TASK BRIEF: Could you extract every entry below and reproduce it exactly?

Recorded data

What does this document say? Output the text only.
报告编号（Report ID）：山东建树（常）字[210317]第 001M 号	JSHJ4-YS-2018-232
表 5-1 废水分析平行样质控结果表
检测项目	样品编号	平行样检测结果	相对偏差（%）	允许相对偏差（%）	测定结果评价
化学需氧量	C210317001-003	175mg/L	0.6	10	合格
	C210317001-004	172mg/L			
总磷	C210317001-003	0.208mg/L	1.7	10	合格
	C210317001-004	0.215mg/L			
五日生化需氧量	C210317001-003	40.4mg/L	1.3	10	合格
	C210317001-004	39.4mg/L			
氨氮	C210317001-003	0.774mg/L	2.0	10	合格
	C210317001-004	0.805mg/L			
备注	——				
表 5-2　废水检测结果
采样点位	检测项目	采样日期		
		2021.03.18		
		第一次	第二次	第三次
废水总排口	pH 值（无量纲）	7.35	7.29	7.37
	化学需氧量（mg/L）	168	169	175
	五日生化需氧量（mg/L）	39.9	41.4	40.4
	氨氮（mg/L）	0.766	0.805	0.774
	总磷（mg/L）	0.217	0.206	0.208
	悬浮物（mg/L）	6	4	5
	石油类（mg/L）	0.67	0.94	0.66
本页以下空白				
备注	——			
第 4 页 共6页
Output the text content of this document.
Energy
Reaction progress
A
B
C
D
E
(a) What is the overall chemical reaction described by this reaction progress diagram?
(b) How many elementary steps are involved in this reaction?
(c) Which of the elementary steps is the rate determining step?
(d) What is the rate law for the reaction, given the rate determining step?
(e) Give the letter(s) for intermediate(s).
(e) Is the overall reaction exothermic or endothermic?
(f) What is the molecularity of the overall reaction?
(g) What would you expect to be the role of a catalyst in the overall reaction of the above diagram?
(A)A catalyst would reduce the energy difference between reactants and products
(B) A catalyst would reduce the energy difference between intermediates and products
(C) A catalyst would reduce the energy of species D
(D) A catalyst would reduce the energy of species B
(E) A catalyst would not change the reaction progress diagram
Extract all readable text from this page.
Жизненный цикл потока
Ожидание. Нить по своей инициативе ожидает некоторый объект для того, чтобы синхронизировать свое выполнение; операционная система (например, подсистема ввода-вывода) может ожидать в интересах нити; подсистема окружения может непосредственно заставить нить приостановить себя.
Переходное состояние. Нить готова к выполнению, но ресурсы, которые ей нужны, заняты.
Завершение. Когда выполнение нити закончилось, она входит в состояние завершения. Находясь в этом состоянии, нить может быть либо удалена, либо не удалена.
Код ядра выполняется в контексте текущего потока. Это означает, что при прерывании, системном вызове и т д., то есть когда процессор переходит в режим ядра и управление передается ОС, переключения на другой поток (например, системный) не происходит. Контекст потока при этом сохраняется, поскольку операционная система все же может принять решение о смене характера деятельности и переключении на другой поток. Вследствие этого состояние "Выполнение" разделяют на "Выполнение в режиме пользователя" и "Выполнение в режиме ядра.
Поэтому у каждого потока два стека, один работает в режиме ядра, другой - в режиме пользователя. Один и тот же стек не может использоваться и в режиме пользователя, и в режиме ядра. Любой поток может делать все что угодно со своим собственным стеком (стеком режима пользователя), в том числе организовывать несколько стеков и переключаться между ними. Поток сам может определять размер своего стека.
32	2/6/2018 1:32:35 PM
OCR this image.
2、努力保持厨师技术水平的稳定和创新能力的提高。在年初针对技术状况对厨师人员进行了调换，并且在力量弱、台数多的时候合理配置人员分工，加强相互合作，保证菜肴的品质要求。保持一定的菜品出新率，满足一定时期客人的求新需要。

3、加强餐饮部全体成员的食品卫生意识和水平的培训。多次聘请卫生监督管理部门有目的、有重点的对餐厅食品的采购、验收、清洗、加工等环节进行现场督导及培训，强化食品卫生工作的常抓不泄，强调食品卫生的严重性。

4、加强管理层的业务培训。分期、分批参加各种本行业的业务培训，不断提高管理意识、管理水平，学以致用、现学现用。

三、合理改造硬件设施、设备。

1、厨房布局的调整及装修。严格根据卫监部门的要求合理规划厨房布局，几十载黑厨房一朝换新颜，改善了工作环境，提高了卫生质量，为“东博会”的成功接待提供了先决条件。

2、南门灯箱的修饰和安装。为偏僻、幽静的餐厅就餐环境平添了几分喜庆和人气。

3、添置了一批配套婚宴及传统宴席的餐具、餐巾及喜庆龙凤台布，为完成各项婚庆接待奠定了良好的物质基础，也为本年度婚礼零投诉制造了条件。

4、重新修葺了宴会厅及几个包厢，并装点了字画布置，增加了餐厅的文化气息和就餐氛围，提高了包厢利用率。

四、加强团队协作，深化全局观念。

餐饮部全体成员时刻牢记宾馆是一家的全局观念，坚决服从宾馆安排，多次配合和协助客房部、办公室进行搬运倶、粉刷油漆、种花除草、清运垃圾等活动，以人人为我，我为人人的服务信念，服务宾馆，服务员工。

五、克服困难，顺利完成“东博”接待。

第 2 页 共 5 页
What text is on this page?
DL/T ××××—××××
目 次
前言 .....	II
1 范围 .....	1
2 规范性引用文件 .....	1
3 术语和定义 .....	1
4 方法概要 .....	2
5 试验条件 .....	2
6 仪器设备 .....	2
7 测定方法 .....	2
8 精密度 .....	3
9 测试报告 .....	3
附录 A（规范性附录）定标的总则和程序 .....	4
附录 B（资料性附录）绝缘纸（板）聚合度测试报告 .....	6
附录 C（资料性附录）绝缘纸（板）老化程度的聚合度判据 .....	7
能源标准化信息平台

COMPLETED TASK:
What does this document say? Output the text only.
报告编号（Report ID）：山东建树（常）字[210317]第 001M 号	JSHJ4-YS-2018-232
表 5-1 废水分析平行样质控结果表
检测项目	样品编号	平行样检测结果	相对偏差（%）	允许相对偏差（%）	测定结果评价
化学需氧量	C210317001-003	175mg/L	0.6	10	合格
	C210317001-004	172mg/L			
总磷	C210317001-003	0.208mg/L	1.7	10	合格
	C210317001-004	0.215mg/L			
五日生化需氧量	C210317001-003	40.4mg/L	1.3	10	合格
	C210317001-004	39.4mg/L			
氨氮	C210317001-003	0.774mg/L	2.0	10	合格
	C210317001-004	0.805mg/L			
备注	——				
表 5-2　废水检测结果
采样点位	检测项目	采样日期		
		2021.03.18		
		第一次	第二次	第三次
废水总排口	pH 值（无量纲）	7.35	7.29	7.37
	化学需氧量（mg/L）	168	169	175
	五日生化需氧量（mg/L）	39.9	41.4	40.4
	氨氮（mg/L）	0.766	0.805	0.774
	总磷（mg/L）	0.217	0.206	0.208
	悬浮物（mg/L）	6	4	5
	石油类（mg/L）	0.67	0.94	0.66
本页以下空白				
备注	——			
第 4 页 共6页
Output the text content of this document.
Energy
Reaction progress
A
B
C
D
E
(a) What is the overall chemical reaction described by this reaction progress diagram?
(b) How many elementary steps are involved in this reaction?
(c) Which of the elementary steps is the rate determining step?
(d) What is the rate law for the reaction, given the rate determining step?
(e) Give the letter(s) for intermediate(s).
(e) Is the overall reaction exothermic or endothermic?
(f) What is the molecularity of the overall reaction?
(g) What would you expect to be the role of a catalyst in the overall reaction of the above diagram?
(A)A catalyst would reduce the energy difference between reactants and products
(B) A catalyst would reduce the energy difference between intermediates and products
(C) A catalyst would reduce the energy of species D
(D) A catalyst would reduce the energy of species B
(E) A catalyst would not change the reaction progress diagram
Extract all readable text from this page.
Жизненный цикл потока
Ожидание. Нить по своей инициативе ожидает некоторый объект для того, чтобы синхронизировать свое выполнение; операционная система (например, подсистема ввода-вывода) может ожидать в интересах нити; подсистема окружения может непосредственно заставить нить приостановить себя.
Переходное состояние. Нить готова к выполнению, но ресурсы, которые ей нужны, заняты.
Завершение. Когда выполнение нити закончилось, она входит в состояние завершения. Находясь в этом состоянии, нить может быть либо удалена, либо не удалена.
Код ядра выполняется в контексте текущего потока. Это означает, что при прерывании, системном вызове и т д., то есть когда процессор переходит в режим ядра и управление передается ОС, переключения на другой поток (например, системный) не происходит. Контекст потока при этом сохраняется, поскольку операционная система все же может принять решение о смене характера деятельности и переключении на другой поток. Вследствие этого состояние "Выполнение" разделяют на "Выполнение в режиме пользователя" и "Выполнение в режиме ядра.
Поэтому у каждого потока два стека, один работает в режиме ядра, другой - в режиме пользователя. Один и тот же стек не может использоваться и в режиме пользователя, и в режиме ядра. Любой поток может делать все что угодно со своим собственным стеком (стеком режима пользователя), в том числе организовывать несколько стеков и переключаться между ними. Поток сам может определять размер своего стека.
32	2/6/2018 1:32:35 PM
OCR this image.
2、努力保持厨师技术水平的稳定和创新能力的提高。在年初针对技术状况对厨师人员进行了调换，并且在力量弱、台数多的时候合理配置人员分工，加强相互合作，保证菜肴的品质要求。保持一定的菜品出新率，满足一定时期客人的求新需要。

3、加强餐饮部全体成员的食品卫生意识和水平的培训。多次聘请卫生监督管理部门有目的、有重点的对餐厅食品的采购、验收、清洗、加工等环节进行现场督导及培训，强化食品卫生工作的常抓不泄，强调食品卫生的严重性。

4、加强管理层的业务培训。分期、分批参加各种本行业的业务培训，不断提高管理意识、管理水平，学以致用、现学现用。

三、合理改造硬件设施、设备。

1、厨房布局的调整及装修。严格根据卫监部门的要求合理规划厨房布局，几十载黑厨房一朝换新颜，改善了工作环境，提高了卫生质量，为“东博会”的成功接待提供了先决条件。

2、南门灯箱的修饰和安装。为偏僻、幽静的餐厅就餐环境平添了几分喜庆和人气。

3、添置了一批配套婚宴及传统宴席的餐具、餐巾及喜庆龙凤台布，为完成各项婚庆接待奠定了良好的物质基础，也为本年度婚礼零投诉制造了条件。

4、重新修葺了宴会厅及几个包厢，并装点了字画布置，增加了餐厅的文化气息和就餐氛围，提高了包厢利用率。

四、加强团队协作，深化全局观念。

餐饮部全体成员时刻牢记宾馆是一家的全局观念，坚决服从宾馆安排，多次配合和协助客房部、办公室进行搬运倶、粉刷油漆、种花除草、清运垃圾等活动，以人人为我，我为人人的服务信念，服务宾馆，服务员工。

五、克服困难，顺利完成“东博”接待。

第 2 页 共 5 页
What text is on this page?
DL/T ××××—××××
目 次
前言 .....	II
1 范围 .....	1
2 规范性引用文件 .....	1
3 术语和定义 .....	1
4 方法概要 .....	2
5 试验条件 .....	2
6 仪器设备 .....	2
7 测定方法 .....	2
8 精密度 .....	3
9 测试报告 .....	3
附录 A（规范性附录）定标的总则和程序 .....	4
附录 B（资料性附录）绝缘纸（板）聚合度测试报告 .....	6
附录 C（资料性附录）绝缘纸（板）老化程度的聚合度判据 .....	7
能源标准化信息平台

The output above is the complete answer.